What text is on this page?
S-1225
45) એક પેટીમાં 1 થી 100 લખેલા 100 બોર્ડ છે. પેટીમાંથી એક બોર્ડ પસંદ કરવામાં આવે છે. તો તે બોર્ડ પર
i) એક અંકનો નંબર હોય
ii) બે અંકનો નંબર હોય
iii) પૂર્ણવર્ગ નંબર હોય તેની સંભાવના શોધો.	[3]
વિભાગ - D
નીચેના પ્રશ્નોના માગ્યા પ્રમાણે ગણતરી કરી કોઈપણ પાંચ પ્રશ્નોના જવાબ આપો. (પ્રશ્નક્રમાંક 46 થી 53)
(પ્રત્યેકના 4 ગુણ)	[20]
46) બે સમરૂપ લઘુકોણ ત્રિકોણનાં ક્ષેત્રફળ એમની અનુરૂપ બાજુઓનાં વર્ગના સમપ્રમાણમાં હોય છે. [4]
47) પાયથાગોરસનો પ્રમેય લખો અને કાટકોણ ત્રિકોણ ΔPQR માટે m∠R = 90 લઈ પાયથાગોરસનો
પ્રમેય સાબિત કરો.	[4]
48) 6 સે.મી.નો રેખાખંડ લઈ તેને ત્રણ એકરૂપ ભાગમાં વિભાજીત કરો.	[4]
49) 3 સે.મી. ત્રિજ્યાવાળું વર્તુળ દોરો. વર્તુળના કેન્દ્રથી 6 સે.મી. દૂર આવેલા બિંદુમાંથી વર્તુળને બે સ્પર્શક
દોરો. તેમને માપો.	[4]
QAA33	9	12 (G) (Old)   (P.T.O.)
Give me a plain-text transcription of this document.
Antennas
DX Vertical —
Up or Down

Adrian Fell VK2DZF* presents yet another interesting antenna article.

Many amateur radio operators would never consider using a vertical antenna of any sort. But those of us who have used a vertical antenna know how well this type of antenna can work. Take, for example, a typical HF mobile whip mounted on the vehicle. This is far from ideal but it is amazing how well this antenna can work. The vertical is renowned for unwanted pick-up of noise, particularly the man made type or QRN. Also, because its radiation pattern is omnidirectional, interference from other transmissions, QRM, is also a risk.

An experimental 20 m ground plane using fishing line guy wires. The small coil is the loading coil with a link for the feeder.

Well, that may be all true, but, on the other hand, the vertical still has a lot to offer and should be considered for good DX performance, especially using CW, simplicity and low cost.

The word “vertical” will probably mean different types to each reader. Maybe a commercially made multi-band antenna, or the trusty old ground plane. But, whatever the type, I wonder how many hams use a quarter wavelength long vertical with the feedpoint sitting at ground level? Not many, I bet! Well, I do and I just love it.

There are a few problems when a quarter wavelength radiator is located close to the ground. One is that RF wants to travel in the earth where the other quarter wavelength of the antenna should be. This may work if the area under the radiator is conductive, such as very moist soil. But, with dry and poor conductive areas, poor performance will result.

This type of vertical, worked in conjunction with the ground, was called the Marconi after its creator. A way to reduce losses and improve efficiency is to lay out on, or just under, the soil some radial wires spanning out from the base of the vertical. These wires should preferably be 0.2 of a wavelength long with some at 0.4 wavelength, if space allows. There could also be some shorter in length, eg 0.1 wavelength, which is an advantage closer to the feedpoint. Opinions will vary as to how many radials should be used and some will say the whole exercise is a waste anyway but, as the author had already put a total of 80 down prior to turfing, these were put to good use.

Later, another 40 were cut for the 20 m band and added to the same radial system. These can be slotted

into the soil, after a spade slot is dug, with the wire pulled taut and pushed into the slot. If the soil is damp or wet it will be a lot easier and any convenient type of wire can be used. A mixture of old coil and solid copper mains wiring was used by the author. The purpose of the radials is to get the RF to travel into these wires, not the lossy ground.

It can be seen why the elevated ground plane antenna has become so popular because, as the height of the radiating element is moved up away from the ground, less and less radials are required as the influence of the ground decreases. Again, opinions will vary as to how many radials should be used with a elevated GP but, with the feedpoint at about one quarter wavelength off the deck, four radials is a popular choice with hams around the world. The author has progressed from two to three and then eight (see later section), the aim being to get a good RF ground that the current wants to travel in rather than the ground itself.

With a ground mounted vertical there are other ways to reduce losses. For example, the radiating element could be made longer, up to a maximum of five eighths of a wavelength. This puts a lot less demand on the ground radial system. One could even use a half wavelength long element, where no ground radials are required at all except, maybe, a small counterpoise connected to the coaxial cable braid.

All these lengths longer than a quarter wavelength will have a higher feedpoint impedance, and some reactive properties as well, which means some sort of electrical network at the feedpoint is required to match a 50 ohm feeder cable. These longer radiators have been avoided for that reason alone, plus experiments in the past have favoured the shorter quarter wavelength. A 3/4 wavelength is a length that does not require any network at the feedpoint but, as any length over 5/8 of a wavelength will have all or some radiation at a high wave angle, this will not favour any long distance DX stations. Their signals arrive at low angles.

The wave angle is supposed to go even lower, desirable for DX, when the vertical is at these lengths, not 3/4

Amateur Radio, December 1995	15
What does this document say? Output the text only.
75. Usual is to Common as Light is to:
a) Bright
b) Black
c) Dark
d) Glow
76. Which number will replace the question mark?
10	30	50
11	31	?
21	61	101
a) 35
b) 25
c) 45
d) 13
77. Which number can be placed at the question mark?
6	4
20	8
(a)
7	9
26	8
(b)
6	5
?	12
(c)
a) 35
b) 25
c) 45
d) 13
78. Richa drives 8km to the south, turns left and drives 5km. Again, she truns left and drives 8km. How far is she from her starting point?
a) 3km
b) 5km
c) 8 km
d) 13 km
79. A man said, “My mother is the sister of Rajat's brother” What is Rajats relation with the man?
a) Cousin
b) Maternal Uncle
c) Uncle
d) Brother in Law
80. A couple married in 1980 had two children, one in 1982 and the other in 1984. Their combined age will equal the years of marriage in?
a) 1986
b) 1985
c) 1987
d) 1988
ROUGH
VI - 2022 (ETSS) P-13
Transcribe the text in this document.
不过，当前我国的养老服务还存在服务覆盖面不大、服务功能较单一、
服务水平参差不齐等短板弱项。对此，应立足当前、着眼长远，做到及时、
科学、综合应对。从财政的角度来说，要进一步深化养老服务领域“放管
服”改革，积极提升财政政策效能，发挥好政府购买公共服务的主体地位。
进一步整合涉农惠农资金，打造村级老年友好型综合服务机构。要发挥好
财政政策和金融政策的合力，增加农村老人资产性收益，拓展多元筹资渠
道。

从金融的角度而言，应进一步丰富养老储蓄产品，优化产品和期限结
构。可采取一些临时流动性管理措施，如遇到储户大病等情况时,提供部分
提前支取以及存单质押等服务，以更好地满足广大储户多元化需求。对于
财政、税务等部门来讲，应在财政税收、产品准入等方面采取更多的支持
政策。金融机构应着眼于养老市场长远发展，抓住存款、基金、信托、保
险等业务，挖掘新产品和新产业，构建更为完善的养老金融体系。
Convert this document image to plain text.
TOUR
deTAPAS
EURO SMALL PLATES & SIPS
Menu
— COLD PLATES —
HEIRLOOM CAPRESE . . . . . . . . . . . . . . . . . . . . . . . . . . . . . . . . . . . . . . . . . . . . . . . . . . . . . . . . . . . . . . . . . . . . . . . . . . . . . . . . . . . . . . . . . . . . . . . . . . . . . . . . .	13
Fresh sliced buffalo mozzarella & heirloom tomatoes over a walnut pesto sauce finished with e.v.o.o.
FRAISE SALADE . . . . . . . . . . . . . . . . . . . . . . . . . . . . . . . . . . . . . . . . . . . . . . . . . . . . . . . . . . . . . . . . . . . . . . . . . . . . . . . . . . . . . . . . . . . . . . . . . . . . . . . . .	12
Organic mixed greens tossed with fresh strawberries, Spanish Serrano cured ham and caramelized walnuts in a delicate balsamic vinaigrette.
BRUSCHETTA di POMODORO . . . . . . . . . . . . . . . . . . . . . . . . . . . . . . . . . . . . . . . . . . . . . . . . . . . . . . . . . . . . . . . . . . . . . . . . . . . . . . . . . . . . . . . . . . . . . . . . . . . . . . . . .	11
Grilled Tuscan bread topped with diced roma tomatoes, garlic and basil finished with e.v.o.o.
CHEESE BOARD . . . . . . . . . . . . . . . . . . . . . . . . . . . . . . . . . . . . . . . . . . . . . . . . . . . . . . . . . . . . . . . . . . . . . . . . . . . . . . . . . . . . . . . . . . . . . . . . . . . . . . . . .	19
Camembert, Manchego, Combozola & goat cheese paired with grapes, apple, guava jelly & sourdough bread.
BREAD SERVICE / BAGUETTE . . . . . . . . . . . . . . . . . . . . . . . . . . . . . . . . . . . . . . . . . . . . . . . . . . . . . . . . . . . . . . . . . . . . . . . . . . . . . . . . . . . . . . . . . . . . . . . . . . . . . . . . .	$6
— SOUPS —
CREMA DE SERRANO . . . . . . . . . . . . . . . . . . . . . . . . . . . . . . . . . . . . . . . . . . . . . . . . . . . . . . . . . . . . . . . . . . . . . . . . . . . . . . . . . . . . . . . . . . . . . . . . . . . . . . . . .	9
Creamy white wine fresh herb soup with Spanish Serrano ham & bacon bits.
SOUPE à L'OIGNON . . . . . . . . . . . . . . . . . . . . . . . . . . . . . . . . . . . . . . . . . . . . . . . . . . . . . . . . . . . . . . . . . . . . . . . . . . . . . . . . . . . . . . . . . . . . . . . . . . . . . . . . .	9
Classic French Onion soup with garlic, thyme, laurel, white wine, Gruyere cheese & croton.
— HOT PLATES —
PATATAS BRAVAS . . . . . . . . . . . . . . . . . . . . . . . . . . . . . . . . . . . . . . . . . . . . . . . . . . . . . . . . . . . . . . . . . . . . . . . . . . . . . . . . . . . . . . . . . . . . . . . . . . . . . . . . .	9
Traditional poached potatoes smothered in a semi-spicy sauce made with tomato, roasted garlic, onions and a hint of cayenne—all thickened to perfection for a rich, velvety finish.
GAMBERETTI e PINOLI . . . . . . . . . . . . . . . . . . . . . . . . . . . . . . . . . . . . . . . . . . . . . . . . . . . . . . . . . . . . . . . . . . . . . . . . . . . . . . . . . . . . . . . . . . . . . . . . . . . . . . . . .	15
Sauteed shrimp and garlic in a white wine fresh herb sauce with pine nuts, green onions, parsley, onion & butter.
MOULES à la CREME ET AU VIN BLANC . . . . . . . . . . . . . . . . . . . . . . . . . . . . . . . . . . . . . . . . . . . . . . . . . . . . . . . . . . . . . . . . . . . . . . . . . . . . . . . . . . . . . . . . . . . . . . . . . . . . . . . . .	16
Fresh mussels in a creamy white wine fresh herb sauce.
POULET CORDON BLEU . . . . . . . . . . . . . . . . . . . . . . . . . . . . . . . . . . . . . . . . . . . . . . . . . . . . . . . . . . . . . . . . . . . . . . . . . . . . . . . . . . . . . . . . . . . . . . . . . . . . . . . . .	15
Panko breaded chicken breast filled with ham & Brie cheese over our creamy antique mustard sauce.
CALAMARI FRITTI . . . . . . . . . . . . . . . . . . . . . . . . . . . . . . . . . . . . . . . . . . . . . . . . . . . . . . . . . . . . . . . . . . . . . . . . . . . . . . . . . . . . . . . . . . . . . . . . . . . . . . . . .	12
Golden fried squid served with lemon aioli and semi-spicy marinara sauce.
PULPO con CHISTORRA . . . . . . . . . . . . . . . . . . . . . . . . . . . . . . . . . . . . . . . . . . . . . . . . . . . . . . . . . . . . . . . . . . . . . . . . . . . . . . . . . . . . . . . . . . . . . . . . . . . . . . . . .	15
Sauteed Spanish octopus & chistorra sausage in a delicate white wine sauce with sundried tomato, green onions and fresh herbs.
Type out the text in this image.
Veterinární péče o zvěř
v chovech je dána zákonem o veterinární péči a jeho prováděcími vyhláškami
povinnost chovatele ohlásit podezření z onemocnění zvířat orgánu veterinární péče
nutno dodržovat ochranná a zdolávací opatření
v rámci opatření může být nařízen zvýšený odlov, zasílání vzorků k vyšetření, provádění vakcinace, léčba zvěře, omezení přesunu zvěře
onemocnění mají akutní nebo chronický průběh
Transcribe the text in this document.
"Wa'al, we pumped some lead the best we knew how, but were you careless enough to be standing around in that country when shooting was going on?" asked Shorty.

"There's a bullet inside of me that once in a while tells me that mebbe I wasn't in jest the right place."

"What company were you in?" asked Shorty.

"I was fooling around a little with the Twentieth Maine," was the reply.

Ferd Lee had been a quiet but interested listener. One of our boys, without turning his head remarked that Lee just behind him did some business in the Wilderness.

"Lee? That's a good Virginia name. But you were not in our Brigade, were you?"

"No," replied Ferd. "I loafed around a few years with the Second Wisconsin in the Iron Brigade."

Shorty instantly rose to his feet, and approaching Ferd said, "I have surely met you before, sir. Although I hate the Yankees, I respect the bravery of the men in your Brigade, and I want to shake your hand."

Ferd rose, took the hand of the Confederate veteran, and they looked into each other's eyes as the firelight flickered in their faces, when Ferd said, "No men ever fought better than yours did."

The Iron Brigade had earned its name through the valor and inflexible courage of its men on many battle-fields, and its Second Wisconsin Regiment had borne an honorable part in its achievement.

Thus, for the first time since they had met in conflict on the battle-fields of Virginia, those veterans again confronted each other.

- **Given exercise**
Identify all lines where the word "number" shows up. Copy them.

- **Response to this exercise**
76. Which number will replace the question mark?
77. Which number can be placed at the question mark?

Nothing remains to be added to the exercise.